▶ _Dataset records_:
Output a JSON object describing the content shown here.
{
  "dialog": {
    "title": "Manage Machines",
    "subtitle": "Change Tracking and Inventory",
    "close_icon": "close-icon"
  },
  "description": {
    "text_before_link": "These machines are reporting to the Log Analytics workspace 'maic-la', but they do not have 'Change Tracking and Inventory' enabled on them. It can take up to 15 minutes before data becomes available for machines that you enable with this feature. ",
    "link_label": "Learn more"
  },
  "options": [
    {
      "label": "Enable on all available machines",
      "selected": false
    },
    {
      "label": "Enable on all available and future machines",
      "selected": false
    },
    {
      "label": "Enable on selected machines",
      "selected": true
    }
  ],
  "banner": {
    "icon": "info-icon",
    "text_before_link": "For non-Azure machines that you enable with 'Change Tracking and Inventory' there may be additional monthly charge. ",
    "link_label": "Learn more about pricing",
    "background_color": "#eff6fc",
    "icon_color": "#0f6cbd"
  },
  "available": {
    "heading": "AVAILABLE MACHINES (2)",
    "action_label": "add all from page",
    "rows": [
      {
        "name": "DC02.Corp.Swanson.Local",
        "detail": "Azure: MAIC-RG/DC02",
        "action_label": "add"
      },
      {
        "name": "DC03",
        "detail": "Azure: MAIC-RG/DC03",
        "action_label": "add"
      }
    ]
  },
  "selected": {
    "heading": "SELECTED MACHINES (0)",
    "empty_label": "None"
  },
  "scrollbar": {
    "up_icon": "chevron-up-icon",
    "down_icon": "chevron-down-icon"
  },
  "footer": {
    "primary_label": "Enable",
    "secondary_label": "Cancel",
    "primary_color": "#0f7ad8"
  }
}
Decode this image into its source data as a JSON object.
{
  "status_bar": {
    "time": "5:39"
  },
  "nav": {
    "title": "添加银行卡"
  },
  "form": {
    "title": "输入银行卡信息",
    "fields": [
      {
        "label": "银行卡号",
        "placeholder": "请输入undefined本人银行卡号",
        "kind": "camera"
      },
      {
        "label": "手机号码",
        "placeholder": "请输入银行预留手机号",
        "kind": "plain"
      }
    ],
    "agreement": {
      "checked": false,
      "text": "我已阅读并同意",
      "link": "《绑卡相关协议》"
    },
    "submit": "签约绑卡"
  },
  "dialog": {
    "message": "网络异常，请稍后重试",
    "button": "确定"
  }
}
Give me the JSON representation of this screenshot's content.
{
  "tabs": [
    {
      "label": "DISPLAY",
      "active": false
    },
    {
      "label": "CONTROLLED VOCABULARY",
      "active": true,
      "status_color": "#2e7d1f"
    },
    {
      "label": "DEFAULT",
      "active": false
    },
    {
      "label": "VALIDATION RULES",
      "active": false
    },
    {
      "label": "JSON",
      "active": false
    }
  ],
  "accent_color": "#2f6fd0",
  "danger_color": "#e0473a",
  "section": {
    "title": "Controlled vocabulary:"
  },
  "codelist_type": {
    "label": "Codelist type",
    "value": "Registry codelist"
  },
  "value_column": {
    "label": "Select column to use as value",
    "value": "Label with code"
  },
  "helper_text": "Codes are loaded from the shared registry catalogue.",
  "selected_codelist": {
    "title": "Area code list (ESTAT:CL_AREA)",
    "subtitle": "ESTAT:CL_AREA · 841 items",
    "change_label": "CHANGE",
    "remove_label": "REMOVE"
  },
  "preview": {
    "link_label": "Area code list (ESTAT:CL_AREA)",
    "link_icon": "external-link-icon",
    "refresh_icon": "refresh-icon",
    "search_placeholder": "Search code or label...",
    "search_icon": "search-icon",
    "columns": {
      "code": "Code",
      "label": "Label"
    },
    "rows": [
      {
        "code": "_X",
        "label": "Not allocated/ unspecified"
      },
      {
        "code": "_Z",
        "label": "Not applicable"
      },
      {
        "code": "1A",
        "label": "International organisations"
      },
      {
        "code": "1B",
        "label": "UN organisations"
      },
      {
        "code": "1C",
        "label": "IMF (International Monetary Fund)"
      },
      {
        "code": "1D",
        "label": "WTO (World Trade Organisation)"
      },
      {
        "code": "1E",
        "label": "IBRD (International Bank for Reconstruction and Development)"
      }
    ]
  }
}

▶ _Exercise_:
Using the listing above, reproduce each line without omission.

▶ _Answer for the task_:
Output a JSON object describing the content shown here.
{
  "dialog": {
    "title": "Manage Machines",
    "subtitle": "Change Tracking and Inventory",
    "close_icon": "close-icon"
  },
  "description": {
    "text_before_link": "These machines are reporting to the Log Analytics workspace 'maic-la', but they do not have 'Change Tracking and Inventory' enabled on them. It can take up to 15 minutes before data becomes available for machines that you enable with this feature. ",
    "link_label": "Learn more"
  },
  "options": [
    {
      "label": "Enable on all available machines",
      "selected": false
    },
    {
      "label": "Enable on all available and future machines",
      "selected": false
    },
    {
      "label": "Enable on selected machines",
      "selected": true
    }
  ],
  "banner": {
    "icon": "info-icon",
    "text_before_link": "For non-Azure machines that you enable with 'Change Tracking and Inventory' there may be additional monthly charge. ",
    "link_label": "Learn more about pricing",
    "background_color": "#eff6fc",
    "icon_color": "#0f6cbd"
  },
  "available": {
    "heading": "AVAILABLE MACHINES (2)",
    "action_label": "add all from page",
    "rows": [
      {
        "name": "DC02.Corp.Swanson.Local",
        "detail": "Azure: MAIC-RG/DC02",
        "action_label": "add"
      },
      {
        "name": "DC03",
        "detail": "Azure: MAIC-RG/DC03",
        "action_label": "add"
      }
    ]
  },
  "selected": {
    "heading": "SELECTED MACHINES (0)",
    "empty_label": "None"
  },
  "scrollbar": {
    "up_icon": "chevron-up-icon",
    "down_icon": "chevron-down-icon"
  },
  "footer": {
    "primary_label": "Enable",
    "secondary_label": "Cancel",
    "primary_color": "#0f7ad8"
  }
}
Decode this image into its source data as a JSON object.
{
  "status_bar": {
    "time": "5:39"
  },
  "nav": {
    "title": "添加银行卡"
  },
  "form": {
    "title": "输入银行卡信息",
    "fields": [
      {
        "label": "银行卡号",
        "placeholder": "请输入undefined本人银行卡号",
        "kind": "camera"
      },
      {
        "label": "手机号码",
        "placeholder": "请输入银行预留手机号",
        "kind": "plain"
      }
    ],
    "agreement": {
      "checked": false,
      "text": "我已阅读并同意",
      "link": "《绑卡相关协议》"
    },
    "submit": "签约绑卡"
  },
  "dialog": {
    "message": "网络异常，请稍后重试",
    "button": "确定"
  }
}
Give me the JSON representation of this screenshot's content.
{
  "tabs": [
    {
      "label": "DISPLAY",
      "active": false
    },
    {
      "label": "CONTROLLED VOCABULARY",
      "active": true,
      "status_color": "#2e7d1f"
    },
    {
      "label": "DEFAULT",
      "active": false
    },
    {
      "label": "VALIDATION RULES",
      "active": false
    },
    {
      "label": "JSON",
      "active": false
    }
  ],
  "accent_color": "#2f6fd0",
  "danger_color": "#e0473a",
  "section": {
    "title": "Controlled vocabulary:"
  },
  "codelist_type": {
    "label": "Codelist type",
    "value": "Registry codelist"
  },
  "value_column": {
    "label": "Select column to use as value",
    "value": "Label with code"
  },
  "helper_text": "Codes are loaded from the shared registry catalogue.",
  "selected_codelist": {
    "title": "Area code list (ESTAT:CL_AREA)",
    "subtitle": "ESTAT:CL_AREA · 841 items",
    "change_label": "CHANGE",
    "remove_label": "REMOVE"
  },
  "preview": {
    "link_label": "Area code list (ESTAT:CL_AREA)",
    "link_icon": "external-link-icon",
    "refresh_icon": "refresh-icon",
    "search_placeholder": "Search code or label...",
    "search_icon": "search-icon",
    "columns": {
      "code": "Code",
      "label": "Label"
    },
    "rows": [
      {
        "code": "_X",
        "label": "Not allocated/ unspecified"
      },
      {
        "code": "_Z",
        "label": "Not applicable"
      },
      {
        "code": "1A",
        "label": "International organisations"
      },
      {
        "code": "1B",
        "label": "UN organisations"
      },
      {
        "code": "1C",
        "label": "IMF (International Monetary Fund)"
      },
      {
        "code": "1D",
        "label": "WTO (World Trade Organisation)"
      },
      {
        "code": "1E",
        "label": "IBRD (International Bank for Reconstruction and Development)"
      }
    ]
  }
}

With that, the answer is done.